§ **Work required**
Go through the entries and say how many lines contain the string "approaching". The number is the whole answer.

§ **Material for this exercise**
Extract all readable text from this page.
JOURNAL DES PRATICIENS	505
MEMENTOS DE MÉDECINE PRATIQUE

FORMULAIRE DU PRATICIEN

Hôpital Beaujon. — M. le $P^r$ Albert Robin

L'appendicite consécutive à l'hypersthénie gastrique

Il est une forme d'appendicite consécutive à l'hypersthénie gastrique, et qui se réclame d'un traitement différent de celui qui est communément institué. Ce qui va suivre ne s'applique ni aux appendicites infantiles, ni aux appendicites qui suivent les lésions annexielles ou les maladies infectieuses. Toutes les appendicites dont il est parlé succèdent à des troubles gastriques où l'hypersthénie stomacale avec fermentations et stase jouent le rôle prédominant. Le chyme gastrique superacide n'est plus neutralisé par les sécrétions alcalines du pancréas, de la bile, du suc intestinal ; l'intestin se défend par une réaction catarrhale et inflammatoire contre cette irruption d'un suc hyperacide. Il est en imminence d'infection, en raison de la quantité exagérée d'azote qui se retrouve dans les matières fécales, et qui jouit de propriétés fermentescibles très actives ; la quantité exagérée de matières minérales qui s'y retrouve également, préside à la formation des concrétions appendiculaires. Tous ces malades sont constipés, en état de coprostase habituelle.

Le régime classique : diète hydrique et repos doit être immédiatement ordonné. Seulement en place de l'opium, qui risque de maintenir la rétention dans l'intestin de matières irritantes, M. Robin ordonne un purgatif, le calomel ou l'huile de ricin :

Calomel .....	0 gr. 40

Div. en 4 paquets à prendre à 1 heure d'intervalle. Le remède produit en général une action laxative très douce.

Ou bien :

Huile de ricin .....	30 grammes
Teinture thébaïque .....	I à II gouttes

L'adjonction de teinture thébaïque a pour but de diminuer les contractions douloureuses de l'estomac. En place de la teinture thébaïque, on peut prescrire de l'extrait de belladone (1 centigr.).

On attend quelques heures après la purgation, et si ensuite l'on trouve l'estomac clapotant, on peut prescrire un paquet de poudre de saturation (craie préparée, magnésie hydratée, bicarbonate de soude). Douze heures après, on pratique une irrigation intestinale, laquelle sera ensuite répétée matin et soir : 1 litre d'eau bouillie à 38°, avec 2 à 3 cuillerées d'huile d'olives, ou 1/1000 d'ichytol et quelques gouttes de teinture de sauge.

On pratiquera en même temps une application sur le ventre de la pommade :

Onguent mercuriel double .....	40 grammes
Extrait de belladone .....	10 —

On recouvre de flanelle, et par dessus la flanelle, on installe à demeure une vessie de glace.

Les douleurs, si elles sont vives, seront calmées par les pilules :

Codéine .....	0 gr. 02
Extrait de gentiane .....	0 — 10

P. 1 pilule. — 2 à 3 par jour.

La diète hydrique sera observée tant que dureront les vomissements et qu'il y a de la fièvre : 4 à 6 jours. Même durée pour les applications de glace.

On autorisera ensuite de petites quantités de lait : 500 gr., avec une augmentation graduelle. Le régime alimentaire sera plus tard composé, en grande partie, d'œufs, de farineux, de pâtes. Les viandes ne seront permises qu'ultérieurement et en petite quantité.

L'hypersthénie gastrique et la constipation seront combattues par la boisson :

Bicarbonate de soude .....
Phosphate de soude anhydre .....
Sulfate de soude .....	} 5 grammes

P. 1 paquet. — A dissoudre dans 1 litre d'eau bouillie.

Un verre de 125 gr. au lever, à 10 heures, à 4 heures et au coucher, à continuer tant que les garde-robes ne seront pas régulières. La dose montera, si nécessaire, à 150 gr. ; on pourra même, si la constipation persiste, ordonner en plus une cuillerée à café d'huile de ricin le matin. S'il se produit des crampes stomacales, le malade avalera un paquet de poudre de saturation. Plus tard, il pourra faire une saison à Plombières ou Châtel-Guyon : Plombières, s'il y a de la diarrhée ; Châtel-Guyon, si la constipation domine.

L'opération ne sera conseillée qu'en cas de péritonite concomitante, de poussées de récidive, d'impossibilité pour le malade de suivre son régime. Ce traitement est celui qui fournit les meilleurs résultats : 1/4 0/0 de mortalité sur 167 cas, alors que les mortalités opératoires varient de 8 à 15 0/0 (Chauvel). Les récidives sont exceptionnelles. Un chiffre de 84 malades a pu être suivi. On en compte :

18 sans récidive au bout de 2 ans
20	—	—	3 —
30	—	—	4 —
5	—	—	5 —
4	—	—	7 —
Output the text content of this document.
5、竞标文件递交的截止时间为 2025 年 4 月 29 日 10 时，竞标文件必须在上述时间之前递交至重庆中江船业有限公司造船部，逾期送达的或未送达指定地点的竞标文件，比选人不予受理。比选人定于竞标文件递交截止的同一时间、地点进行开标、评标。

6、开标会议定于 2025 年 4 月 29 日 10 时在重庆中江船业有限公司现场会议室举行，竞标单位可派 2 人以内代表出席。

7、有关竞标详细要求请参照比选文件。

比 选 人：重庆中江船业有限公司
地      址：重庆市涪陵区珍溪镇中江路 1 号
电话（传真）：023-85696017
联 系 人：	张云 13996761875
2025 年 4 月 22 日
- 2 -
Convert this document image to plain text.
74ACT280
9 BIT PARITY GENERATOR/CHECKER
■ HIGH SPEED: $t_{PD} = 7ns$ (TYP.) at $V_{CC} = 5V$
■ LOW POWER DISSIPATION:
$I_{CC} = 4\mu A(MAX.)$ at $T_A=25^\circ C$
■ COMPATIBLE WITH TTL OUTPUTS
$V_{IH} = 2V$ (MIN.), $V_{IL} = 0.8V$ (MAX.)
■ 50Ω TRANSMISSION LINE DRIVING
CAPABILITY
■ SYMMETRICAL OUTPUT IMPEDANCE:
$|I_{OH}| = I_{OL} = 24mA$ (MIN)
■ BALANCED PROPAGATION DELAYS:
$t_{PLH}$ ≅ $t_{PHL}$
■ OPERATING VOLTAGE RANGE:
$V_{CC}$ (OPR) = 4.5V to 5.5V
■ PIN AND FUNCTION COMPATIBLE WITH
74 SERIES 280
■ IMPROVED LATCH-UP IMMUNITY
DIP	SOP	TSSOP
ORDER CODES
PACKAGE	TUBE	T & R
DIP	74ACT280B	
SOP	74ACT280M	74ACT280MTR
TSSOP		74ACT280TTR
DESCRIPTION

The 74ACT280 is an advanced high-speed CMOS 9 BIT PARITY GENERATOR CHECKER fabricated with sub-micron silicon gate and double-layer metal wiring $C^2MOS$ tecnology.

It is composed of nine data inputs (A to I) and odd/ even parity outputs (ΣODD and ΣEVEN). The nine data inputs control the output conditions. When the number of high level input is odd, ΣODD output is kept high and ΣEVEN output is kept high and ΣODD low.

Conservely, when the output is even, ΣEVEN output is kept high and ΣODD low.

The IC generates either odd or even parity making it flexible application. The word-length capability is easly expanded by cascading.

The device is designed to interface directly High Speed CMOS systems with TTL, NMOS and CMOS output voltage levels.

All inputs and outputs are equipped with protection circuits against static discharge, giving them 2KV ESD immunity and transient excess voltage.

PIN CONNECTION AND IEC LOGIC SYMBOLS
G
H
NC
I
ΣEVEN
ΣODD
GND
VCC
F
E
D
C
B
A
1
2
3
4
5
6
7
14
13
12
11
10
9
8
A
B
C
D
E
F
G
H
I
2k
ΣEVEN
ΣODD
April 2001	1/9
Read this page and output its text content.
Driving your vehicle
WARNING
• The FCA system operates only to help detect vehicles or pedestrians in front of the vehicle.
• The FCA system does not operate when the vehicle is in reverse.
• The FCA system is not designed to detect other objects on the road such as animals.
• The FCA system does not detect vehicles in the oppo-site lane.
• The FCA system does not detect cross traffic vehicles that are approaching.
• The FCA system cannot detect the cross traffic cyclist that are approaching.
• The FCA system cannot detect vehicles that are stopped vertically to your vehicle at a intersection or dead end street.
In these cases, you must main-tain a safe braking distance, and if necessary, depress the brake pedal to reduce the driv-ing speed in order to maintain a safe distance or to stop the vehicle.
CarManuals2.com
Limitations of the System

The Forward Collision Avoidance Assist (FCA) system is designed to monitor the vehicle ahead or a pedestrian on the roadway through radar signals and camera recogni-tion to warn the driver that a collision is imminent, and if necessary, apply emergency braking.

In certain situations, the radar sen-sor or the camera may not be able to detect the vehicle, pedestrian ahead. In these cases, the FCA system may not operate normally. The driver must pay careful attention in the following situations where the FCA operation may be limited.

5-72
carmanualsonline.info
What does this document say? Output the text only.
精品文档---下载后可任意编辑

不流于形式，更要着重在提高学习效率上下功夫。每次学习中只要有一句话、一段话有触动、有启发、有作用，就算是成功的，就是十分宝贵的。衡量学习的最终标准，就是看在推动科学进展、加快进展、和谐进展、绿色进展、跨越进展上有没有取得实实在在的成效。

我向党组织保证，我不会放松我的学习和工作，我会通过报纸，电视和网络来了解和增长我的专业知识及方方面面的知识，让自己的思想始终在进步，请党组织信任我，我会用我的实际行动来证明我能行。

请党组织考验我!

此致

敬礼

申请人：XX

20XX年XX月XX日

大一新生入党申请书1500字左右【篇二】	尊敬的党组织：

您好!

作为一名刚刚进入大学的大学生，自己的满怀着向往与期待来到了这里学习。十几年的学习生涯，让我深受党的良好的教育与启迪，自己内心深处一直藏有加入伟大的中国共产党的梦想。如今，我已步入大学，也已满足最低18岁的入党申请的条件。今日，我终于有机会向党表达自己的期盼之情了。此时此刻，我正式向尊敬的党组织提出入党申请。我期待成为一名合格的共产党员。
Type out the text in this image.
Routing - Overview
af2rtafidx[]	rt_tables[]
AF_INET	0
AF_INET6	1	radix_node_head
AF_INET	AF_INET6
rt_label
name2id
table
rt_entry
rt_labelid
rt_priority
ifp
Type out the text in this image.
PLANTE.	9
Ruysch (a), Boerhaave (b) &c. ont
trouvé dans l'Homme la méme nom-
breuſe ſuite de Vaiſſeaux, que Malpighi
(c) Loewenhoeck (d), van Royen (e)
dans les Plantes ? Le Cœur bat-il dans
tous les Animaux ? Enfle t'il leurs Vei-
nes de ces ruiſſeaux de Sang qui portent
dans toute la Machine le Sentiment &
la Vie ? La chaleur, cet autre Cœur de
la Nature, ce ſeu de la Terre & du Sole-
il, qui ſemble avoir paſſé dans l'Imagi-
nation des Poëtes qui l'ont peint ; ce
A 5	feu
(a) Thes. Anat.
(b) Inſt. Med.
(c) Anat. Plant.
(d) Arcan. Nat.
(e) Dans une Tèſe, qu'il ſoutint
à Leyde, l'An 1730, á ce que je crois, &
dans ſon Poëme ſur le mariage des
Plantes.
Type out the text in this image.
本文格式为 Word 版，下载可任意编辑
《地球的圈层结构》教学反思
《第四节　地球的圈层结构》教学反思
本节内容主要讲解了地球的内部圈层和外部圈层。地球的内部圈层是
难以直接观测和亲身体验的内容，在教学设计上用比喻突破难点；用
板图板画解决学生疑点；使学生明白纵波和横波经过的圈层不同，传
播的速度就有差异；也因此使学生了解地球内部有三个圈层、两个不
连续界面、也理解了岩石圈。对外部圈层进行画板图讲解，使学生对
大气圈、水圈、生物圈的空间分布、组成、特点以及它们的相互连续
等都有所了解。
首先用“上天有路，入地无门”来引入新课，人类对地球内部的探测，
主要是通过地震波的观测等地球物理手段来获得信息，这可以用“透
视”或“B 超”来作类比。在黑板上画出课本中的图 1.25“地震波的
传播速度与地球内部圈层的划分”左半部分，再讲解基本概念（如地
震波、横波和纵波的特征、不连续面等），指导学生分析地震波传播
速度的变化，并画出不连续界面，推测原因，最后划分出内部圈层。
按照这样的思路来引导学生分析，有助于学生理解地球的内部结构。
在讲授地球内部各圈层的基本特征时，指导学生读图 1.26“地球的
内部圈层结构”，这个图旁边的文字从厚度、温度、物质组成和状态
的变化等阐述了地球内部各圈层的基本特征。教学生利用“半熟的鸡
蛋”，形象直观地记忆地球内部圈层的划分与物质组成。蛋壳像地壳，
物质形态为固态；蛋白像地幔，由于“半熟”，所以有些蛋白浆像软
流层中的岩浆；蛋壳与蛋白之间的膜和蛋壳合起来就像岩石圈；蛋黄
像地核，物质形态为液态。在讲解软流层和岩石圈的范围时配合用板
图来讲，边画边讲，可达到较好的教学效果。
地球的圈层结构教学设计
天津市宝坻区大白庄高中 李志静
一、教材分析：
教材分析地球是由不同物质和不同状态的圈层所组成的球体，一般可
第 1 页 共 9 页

§ **Finished exercise**
2